● Listed records:
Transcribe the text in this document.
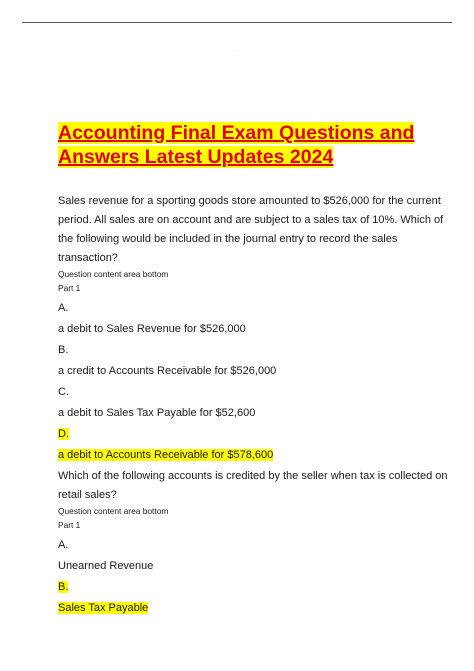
......
Accounting Final Exam Questions and Answers Latest Updates 2024

Sales revenue for a sporting goods store amounted to $526,000 for the current period. All sales are on account and are subject to a sales tax of 10%. Which of the following would be included in the journal entry to record the sales transaction?

Question content area bottom
Part 1
A.
a debit to Sales Revenue for $526,000
B.
a credit to Accounts Receivable for $526,000
C.
a debit to Sales Tax Payable for $52,600
D.
a debit to Accounts Receivable for $578,600

Which of the following accounts is credited by the seller when tax is collected on retail sales?

Question content area bottom
Part 1
A.
Unearned Revenue
B.
Sales Tax Payable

● Exercise aim: Print each of the records above exactly as written, leaving no picture in the copy.

● Solution for this problem:
Transcribe the text in this document.
......
Accounting Final Exam Questions and Answers Latest Updates 2024

Sales revenue for a sporting goods store amounted to $526,000 for the current period. All sales are on account and are subject to a sales tax of 10%. Which of the following would be included in the journal entry to record the sales transaction?

Question content area bottom
Part 1
A.
a debit to Sales Revenue for $526,000
B.
a credit to Accounts Receivable for $526,000
C.
a debit to Sales Tax Payable for $52,600
D.
a debit to Accounts Receivable for $578,600

Which of the following accounts is credited by the seller when tax is collected on retail sales?

Question content area bottom
Part 1
A.
Unearned Revenue
B.
Sales Tax Payable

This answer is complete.